* _OBJECTIVE_
Pick out each line containing the string "great" and copy it.
· · · ·
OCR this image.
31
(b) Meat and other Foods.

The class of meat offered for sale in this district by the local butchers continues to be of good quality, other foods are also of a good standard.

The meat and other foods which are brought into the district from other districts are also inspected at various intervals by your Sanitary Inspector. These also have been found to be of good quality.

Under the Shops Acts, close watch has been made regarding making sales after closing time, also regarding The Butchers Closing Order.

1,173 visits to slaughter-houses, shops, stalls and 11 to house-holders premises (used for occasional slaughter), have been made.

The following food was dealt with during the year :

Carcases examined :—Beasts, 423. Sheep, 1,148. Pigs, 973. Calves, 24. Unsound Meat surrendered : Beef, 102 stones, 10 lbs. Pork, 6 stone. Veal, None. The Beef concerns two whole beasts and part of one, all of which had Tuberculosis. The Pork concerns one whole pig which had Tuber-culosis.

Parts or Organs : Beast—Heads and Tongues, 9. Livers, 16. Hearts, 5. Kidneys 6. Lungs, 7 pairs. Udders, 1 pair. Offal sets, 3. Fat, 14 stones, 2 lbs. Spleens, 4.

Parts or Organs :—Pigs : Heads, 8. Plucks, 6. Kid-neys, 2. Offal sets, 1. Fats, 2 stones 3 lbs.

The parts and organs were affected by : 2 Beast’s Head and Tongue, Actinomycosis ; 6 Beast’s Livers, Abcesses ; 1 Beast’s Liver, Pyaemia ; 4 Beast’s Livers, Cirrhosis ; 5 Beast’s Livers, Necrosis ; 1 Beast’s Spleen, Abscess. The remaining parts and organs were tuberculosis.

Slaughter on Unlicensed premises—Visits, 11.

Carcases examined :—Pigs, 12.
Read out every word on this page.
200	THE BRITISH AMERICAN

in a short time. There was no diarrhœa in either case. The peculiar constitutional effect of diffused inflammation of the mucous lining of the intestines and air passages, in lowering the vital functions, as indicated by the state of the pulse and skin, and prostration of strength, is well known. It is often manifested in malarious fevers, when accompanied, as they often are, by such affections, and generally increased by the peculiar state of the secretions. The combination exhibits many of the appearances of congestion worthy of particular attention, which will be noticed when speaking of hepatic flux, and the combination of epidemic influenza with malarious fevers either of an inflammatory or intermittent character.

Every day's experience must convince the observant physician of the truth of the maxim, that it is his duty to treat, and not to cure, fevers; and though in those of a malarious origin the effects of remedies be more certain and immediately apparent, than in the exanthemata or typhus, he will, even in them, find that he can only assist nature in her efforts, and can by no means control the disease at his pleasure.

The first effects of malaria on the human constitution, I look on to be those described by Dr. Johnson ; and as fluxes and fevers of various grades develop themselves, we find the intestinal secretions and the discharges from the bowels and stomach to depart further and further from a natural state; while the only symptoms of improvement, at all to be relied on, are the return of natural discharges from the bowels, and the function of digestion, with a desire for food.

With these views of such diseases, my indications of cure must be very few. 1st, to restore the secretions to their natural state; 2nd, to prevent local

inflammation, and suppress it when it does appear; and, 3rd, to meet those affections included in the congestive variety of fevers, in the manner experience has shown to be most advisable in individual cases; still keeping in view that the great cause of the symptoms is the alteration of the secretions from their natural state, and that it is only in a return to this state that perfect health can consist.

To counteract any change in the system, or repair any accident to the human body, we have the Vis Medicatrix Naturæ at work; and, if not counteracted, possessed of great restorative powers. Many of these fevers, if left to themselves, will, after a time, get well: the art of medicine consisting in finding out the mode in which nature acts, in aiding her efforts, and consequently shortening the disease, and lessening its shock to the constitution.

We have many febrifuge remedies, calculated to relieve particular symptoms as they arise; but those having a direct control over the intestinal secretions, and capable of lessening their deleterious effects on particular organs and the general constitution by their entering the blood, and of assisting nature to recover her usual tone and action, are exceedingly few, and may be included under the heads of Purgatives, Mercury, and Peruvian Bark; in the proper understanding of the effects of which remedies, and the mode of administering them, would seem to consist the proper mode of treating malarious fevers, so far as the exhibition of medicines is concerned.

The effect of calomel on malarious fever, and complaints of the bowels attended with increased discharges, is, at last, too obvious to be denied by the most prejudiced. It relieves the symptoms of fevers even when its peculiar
· · · ·
* _SOLUTION TO THE EXERCISE_
inflammation, and suppress it when it does appear; and, 3rd, to meet those affections included in the congestive variety of fevers, in the manner experience has shown to be most advisable in individual cases; still keeping in view that the great cause of the symptoms is the alteration of the secretions from their natural state, and that it is only in a return to this state that perfect health can consist.
To counteract any change in the system, or repair any accident to the human body, we have the Vis Medicatrix Naturæ at work; and, if not counteracted, possessed of great restorative powers. Many of these fevers, if left to themselves, will, after a time, get well: the art of medicine consisting in finding out the mode in which nature acts, in aiding her efforts, and consequently shortening the disease, and lessening its shock to the constitution.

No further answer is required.